▶ Task goal
Locate the lines of the listing below that hold "PulseSync", then copy each of them.
+++++
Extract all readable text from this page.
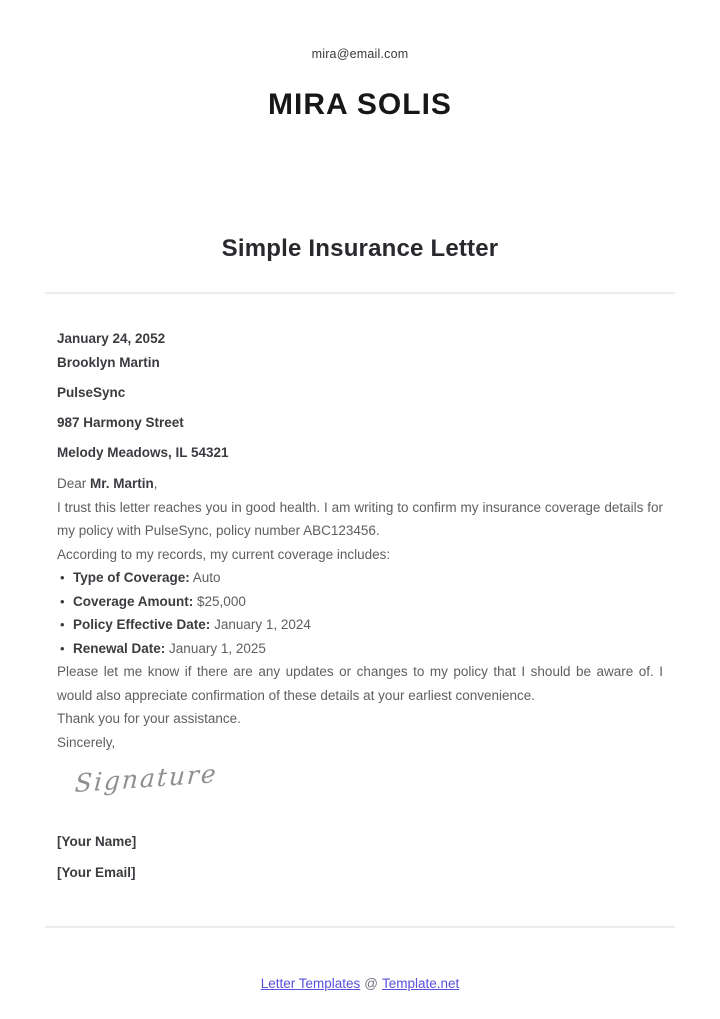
mira@email.com
MIRA SOLIS
Simple Insurance Letter
January 24, 2052
Brooklyn Martin
PulseSync
987 Harmony Street
Melody Meadows, IL 54321

Dear Mr. Martin,

I trust this letter reaches you in good health. I am writing to confirm my insurance coverage details for my policy with PulseSync, policy number ABC123456.

According to my records, my current coverage includes:

• Type of Coverage: Auto
• Coverage Amount: $25,000
• Policy Effective Date: January 1, 2024
• Renewal Date: January 1, 2025

Please let me know if there are any updates or changes to my policy that I should be aware of. I would also appreciate confirmation of these details at your earliest convenience.

Thank you for your assistance.

Sincerely,

Signature
[Your Name]
[Your Email]
Letter Templates @ Template.net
+++++
▶ Solution to the exercise
PulseSync
I trust this letter reaches you in good health. I am writing to confirm my insurance coverage details for my policy with PulseSync, policy number ABC123456.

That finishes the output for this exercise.